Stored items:
|---|

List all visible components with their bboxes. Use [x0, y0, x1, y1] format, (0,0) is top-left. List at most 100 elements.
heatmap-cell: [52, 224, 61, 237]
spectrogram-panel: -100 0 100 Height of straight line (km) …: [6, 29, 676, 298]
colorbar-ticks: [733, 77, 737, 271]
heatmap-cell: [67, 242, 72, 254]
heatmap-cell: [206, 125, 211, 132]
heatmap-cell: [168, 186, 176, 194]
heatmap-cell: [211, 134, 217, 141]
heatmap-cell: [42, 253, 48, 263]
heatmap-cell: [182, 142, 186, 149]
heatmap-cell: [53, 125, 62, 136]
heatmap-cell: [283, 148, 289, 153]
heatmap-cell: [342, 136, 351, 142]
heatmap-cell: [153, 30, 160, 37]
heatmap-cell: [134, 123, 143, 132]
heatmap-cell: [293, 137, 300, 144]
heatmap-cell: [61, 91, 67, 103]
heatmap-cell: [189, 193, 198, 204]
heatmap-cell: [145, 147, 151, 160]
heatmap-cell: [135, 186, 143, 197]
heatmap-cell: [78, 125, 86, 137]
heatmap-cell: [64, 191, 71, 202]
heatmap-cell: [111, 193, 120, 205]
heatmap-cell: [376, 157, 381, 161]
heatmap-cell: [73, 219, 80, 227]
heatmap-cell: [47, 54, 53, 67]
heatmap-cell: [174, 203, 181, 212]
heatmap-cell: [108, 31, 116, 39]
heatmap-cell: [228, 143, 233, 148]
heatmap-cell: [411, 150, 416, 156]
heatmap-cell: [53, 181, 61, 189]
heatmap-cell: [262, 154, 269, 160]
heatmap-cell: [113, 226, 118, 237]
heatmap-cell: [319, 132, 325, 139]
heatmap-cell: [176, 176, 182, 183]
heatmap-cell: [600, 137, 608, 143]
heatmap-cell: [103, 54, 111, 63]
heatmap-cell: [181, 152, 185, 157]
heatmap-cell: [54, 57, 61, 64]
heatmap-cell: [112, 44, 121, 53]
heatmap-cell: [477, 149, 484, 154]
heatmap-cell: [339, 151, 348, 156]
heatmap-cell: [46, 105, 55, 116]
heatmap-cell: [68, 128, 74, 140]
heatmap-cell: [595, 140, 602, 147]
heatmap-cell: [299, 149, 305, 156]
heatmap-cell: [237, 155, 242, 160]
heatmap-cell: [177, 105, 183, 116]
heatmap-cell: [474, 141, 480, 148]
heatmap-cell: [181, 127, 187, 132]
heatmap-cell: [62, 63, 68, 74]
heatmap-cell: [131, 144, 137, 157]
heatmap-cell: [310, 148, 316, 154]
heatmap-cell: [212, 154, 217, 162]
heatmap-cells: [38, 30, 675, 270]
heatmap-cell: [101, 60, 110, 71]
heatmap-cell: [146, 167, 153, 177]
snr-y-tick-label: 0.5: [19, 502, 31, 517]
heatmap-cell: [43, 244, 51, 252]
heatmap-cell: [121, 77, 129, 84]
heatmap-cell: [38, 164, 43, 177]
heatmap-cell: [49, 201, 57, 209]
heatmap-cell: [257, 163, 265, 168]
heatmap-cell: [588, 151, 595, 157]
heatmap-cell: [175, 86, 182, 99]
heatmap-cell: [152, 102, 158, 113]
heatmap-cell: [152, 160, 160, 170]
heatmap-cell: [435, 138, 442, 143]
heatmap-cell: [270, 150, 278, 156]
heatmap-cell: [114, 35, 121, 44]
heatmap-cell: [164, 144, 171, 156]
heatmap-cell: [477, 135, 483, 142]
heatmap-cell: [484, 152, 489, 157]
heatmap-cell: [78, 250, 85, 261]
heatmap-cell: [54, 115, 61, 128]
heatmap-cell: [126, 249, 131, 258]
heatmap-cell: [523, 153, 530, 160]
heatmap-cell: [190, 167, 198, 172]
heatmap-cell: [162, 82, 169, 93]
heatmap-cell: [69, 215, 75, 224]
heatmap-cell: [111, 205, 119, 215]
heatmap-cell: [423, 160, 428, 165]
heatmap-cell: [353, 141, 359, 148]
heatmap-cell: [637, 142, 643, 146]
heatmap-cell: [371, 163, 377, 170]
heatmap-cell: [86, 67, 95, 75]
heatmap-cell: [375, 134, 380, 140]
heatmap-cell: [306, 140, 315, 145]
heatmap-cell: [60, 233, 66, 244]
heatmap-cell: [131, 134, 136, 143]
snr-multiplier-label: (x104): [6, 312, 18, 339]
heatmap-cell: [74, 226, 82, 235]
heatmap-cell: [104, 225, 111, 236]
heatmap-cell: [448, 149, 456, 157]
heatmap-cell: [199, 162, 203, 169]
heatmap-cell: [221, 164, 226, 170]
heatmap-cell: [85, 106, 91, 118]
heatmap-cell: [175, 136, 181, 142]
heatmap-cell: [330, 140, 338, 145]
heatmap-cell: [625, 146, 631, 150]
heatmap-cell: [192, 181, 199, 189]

|---|

Exercise prompt: Rewrite every line of the data above, substituting "spectrogram-area" wherever "spectrogram-panel" appears and leaving everything else unchanged.

In response:
List all visible components with their bboxes. Use [x0, y0, x1, y1] format, (0,0) is top-left. List at most 100 elements.
heatmap-cell: [52, 224, 61, 237]
spectrogram-area: -100 0 100 Height of straight line (km) …: [6, 29, 676, 298]
colorbar-ticks: [733, 77, 737, 271]
heatmap-cell: [67, 242, 72, 254]
heatmap-cell: [206, 125, 211, 132]
heatmap-cell: [168, 186, 176, 194]
heatmap-cell: [211, 134, 217, 141]
heatmap-cell: [42, 253, 48, 263]
heatmap-cell: [182, 142, 186, 149]
heatmap-cell: [53, 125, 62, 136]
heatmap-cell: [283, 148, 289, 153]
heatmap-cell: [342, 136, 351, 142]
heatmap-cell: [153, 30, 160, 37]
heatmap-cell: [134, 123, 143, 132]
heatmap-cell: [293, 137, 300, 144]
heatmap-cell: [61, 91, 67, 103]
heatmap-cell: [189, 193, 198, 204]
heatmap-cell: [145, 147, 151, 160]
heatmap-cell: [135, 186, 143, 197]
heatmap-cell: [78, 125, 86, 137]
heatmap-cell: [64, 191, 71, 202]
heatmap-cell: [111, 193, 120, 205]
heatmap-cell: [376, 157, 381, 161]
heatmap-cell: [73, 219, 80, 227]
heatmap-cell: [47, 54, 53, 67]
heatmap-cell: [174, 203, 181, 212]
heatmap-cell: [108, 31, 116, 39]
heatmap-cell: [228, 143, 233, 148]
heatmap-cell: [411, 150, 416, 156]
heatmap-cell: [53, 181, 61, 189]
heatmap-cell: [262, 154, 269, 160]
heatmap-cell: [113, 226, 118, 237]
heatmap-cell: [319, 132, 325, 139]
heatmap-cell: [176, 176, 182, 183]
heatmap-cell: [600, 137, 608, 143]
heatmap-cell: [103, 54, 111, 63]
heatmap-cell: [181, 152, 185, 157]
heatmap-cell: [54, 57, 61, 64]
heatmap-cell: [112, 44, 121, 53]
heatmap-cell: [477, 149, 484, 154]
heatmap-cell: [339, 151, 348, 156]
heatmap-cell: [46, 105, 55, 116]
heatmap-cell: [68, 128, 74, 140]
heatmap-cell: [595, 140, 602, 147]
heatmap-cell: [299, 149, 305, 156]
heatmap-cell: [237, 155, 242, 160]
heatmap-cell: [177, 105, 183, 116]
heatmap-cell: [474, 141, 480, 148]
heatmap-cell: [181, 127, 187, 132]
heatmap-cell: [62, 63, 68, 74]
heatmap-cell: [131, 144, 137, 157]
heatmap-cell: [310, 148, 316, 154]
heatmap-cell: [212, 154, 217, 162]
heatmap-cells: [38, 30, 675, 270]
heatmap-cell: [101, 60, 110, 71]
heatmap-cell: [146, 167, 153, 177]
snr-y-tick-label: 0.5: [19, 502, 31, 517]
heatmap-cell: [43, 244, 51, 252]
heatmap-cell: [121, 77, 129, 84]
heatmap-cell: [38, 164, 43, 177]
heatmap-cell: [49, 201, 57, 209]
heatmap-cell: [257, 163, 265, 168]
heatmap-cell: [588, 151, 595, 157]
heatmap-cell: [175, 86, 182, 99]
heatmap-cell: [152, 102, 158, 113]
heatmap-cell: [152, 160, 160, 170]
heatmap-cell: [435, 138, 442, 143]
heatmap-cell: [270, 150, 278, 156]
heatmap-cell: [114, 35, 121, 44]
heatmap-cell: [164, 144, 171, 156]
heatmap-cell: [477, 135, 483, 142]
heatmap-cell: [484, 152, 489, 157]
heatmap-cell: [78, 250, 85, 261]
heatmap-cell: [54, 115, 61, 128]
heatmap-cell: [126, 249, 131, 258]
heatmap-cell: [523, 153, 530, 160]
heatmap-cell: [190, 167, 198, 172]
heatmap-cell: [162, 82, 169, 93]
heatmap-cell: [69, 215, 75, 224]
heatmap-cell: [111, 205, 119, 215]
heatmap-cell: [423, 160, 428, 165]
heatmap-cell: [353, 141, 359, 148]
heatmap-cell: [637, 142, 643, 146]
heatmap-cell: [371, 163, 377, 170]
heatmap-cell: [86, 67, 95, 75]
heatmap-cell: [375, 134, 380, 140]
heatmap-cell: [306, 140, 315, 145]
heatmap-cell: [60, 233, 66, 244]
heatmap-cell: [131, 134, 136, 143]
snr-multiplier-label: (x104): [6, 312, 18, 339]
heatmap-cell: [74, 226, 82, 235]
heatmap-cell: [104, 225, 111, 236]
heatmap-cell: [448, 149, 456, 157]
heatmap-cell: [199, 162, 203, 169]
heatmap-cell: [221, 164, 226, 170]
heatmap-cell: [85, 106, 91, 118]
heatmap-cell: [175, 136, 181, 142]
heatmap-cell: [330, 140, 338, 145]
heatmap-cell: [625, 146, 631, 150]
heatmap-cell: [192, 181, 199, 189]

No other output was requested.